▶ **Directions for this task**
Locate each line with the string "present" in the listing below and copy it.

Data entries:
------------------------------

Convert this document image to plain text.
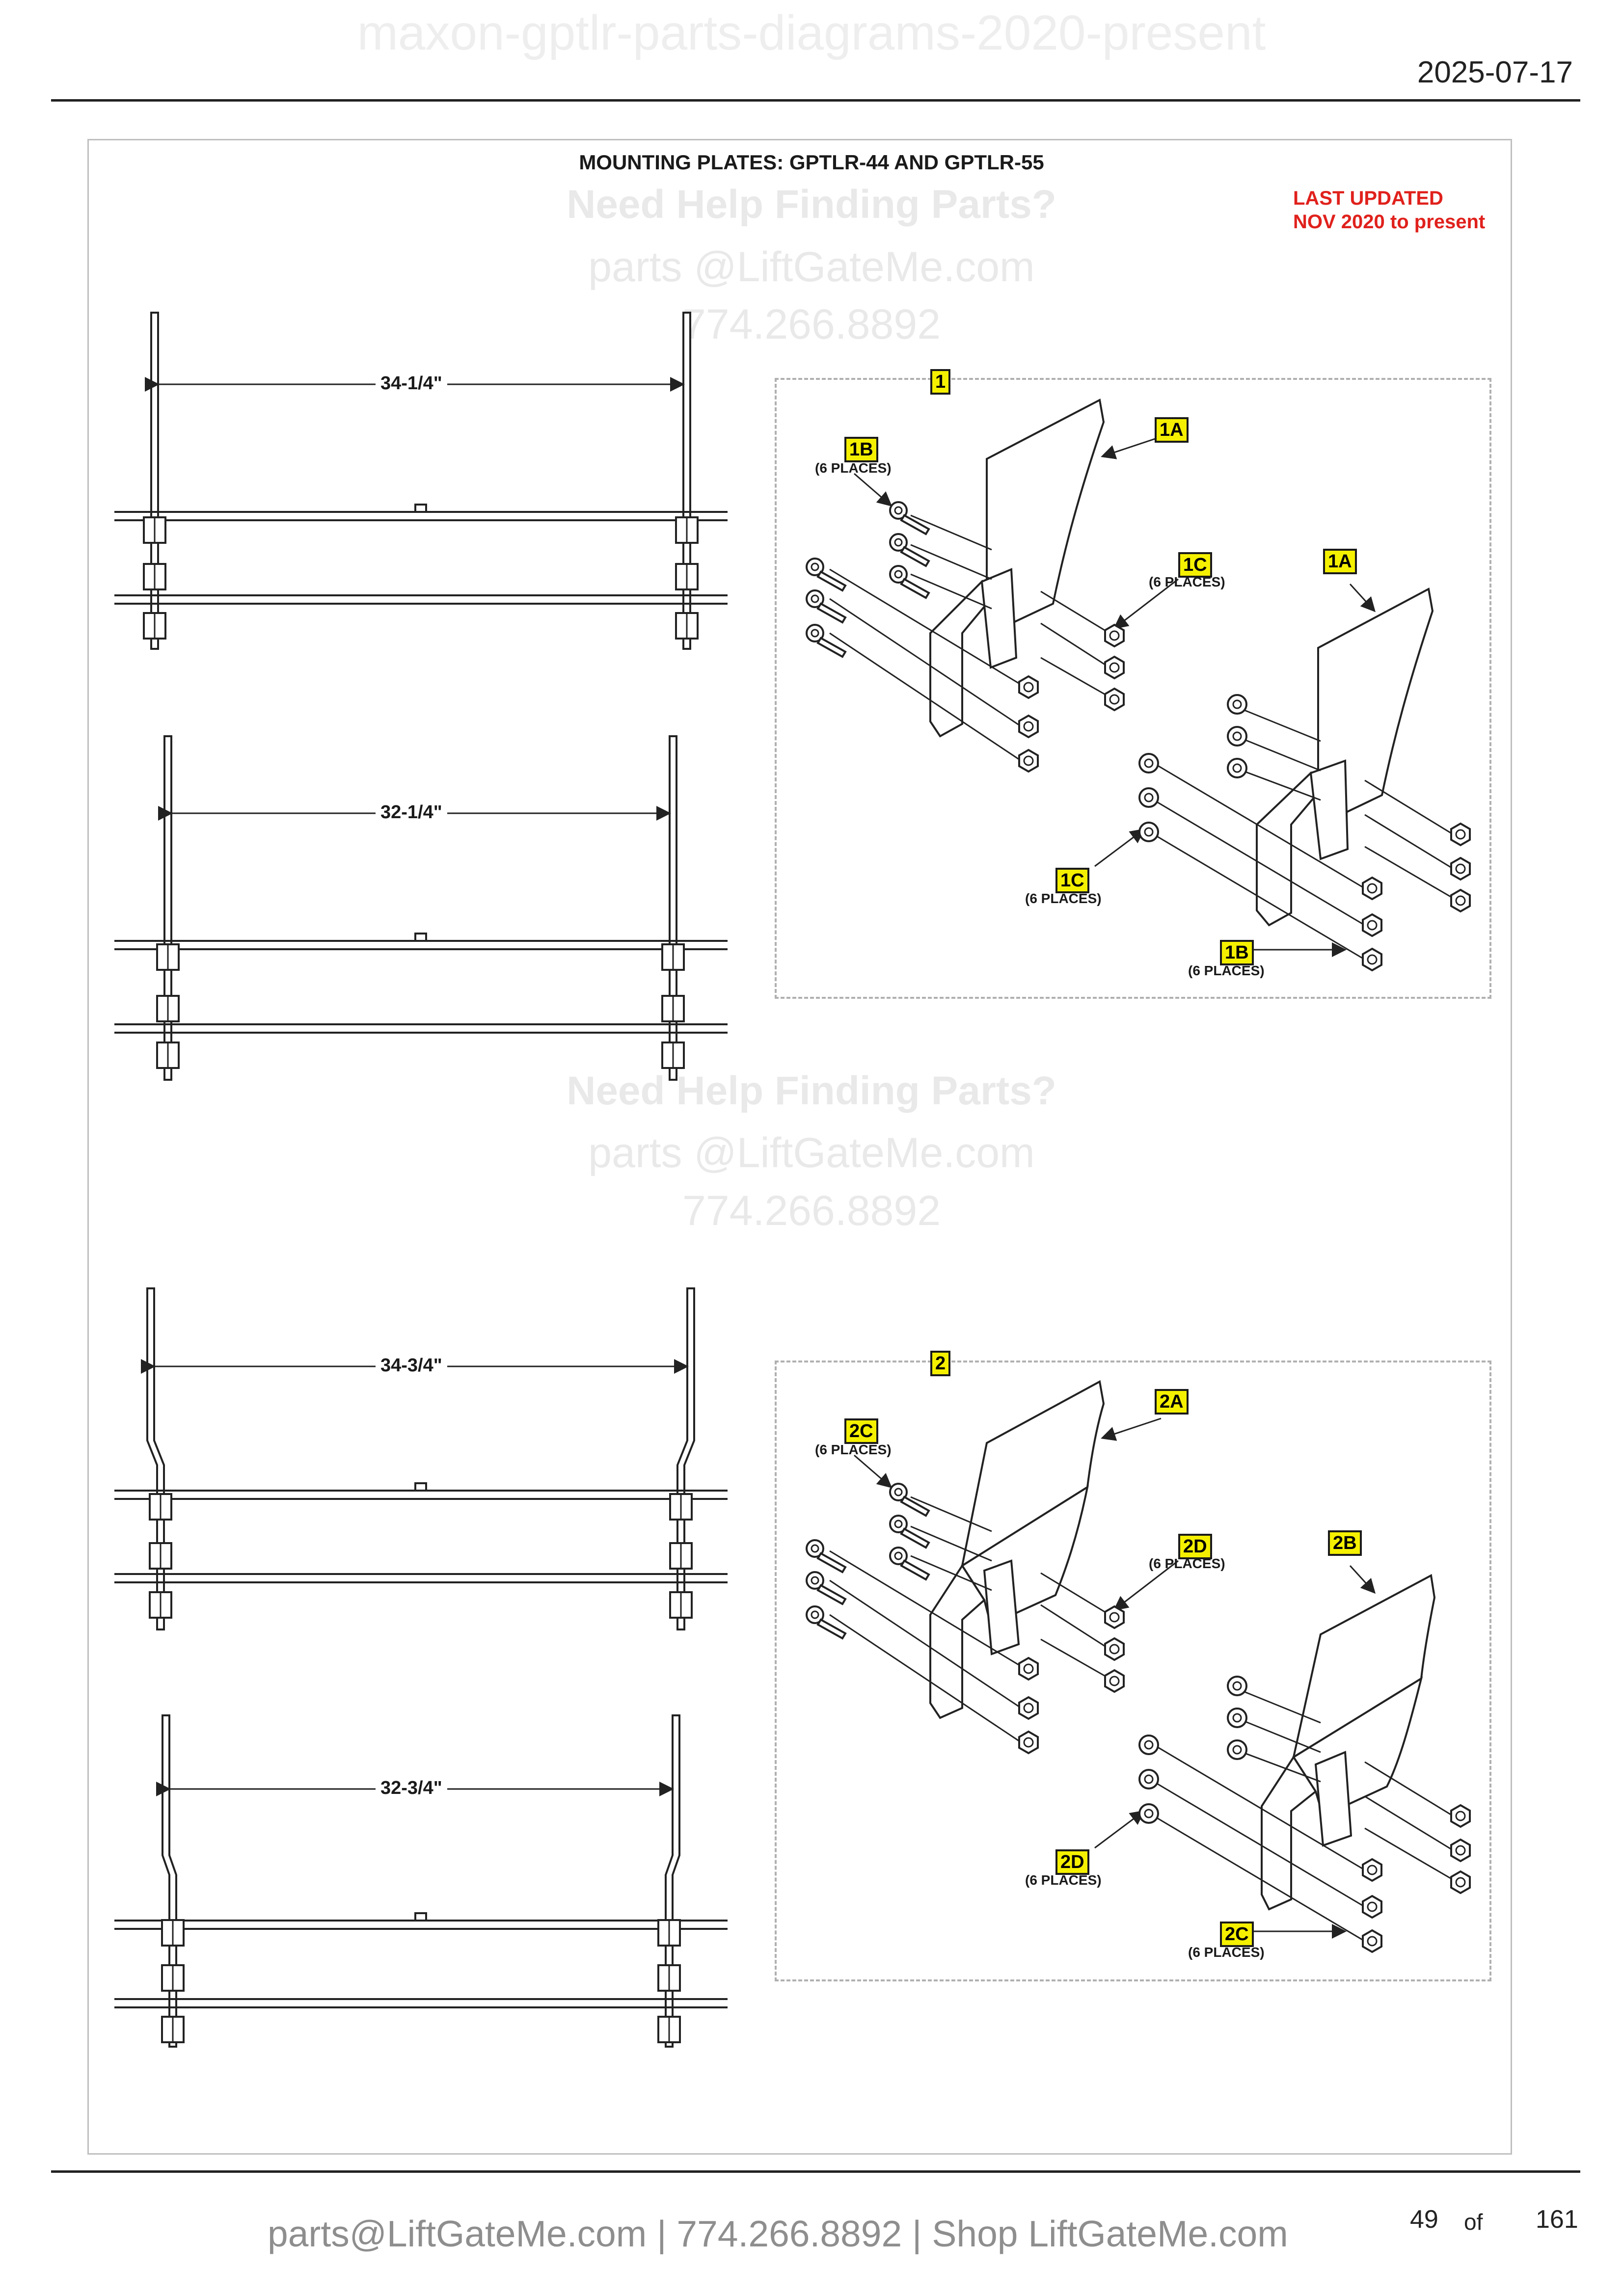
maxon-gptlr-parts-diagrams-2020-present
2025-07-17
MOUNTING PLATES: GPTLR-44 AND GPTLR-55
LAST UPDATED
NOV 2020 to present
Need Help Finding Parts?
parts @LiftGateMe.com
774.266.8892
Need Help Finding Parts?
parts @LiftGateMe.com
774.266.8892
34-1/4"
32-1/4"
34-3/4"
32-3/4"
1
1A
1B
(6 PLACES)
1C
(6 PLACES)
1A
1C
(6 PLACES)
1B
(6 PLACES)
2
2A
2C
(6 PLACES)
2D
(6 PLACES)
2B
2D
(6 PLACES)
2C
(6 PLACES)
parts@LiftGateMe.com | 774.266.8892 | Shop LiftGateMe.com	49 of 161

------------------------------

▶ **Task response**
maxon-gptlr-parts-diagrams-2020-present
NOV 2020 to present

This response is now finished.